Look for "will" in the listing below. Gather each line that contains it.
··· Extracted records
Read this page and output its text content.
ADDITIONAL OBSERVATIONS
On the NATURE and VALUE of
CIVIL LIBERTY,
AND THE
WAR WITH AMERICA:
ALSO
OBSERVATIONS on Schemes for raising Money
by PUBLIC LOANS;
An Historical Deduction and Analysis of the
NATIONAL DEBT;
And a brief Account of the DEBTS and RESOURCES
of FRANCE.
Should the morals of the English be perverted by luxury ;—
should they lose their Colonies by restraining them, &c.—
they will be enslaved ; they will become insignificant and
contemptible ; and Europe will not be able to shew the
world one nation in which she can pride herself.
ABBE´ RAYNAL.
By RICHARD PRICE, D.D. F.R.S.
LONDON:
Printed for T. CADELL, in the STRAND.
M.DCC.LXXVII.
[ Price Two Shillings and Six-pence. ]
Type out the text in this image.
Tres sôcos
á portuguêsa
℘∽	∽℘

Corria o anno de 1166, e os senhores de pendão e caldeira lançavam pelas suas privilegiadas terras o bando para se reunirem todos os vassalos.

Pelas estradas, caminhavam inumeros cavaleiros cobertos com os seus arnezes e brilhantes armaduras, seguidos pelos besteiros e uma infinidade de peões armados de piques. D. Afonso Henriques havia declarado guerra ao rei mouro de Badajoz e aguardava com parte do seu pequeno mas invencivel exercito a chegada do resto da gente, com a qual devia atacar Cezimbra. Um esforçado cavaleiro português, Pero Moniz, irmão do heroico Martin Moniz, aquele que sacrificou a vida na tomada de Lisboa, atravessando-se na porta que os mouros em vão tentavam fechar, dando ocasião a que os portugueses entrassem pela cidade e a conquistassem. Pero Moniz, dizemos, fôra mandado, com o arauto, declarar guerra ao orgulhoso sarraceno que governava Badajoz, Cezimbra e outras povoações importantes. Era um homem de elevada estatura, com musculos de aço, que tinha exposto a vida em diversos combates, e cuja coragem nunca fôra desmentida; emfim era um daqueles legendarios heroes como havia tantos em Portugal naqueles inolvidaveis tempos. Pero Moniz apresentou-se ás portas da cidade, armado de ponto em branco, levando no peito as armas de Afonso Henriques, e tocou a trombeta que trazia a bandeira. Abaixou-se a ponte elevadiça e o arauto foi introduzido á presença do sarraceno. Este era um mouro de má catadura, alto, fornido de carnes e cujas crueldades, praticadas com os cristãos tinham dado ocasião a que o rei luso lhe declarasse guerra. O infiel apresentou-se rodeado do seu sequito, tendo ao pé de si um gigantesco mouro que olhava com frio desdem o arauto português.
······
## Finished task
they will be enslaved ; they will become insignificant and
contemptible ; and Europe will not be able to shew the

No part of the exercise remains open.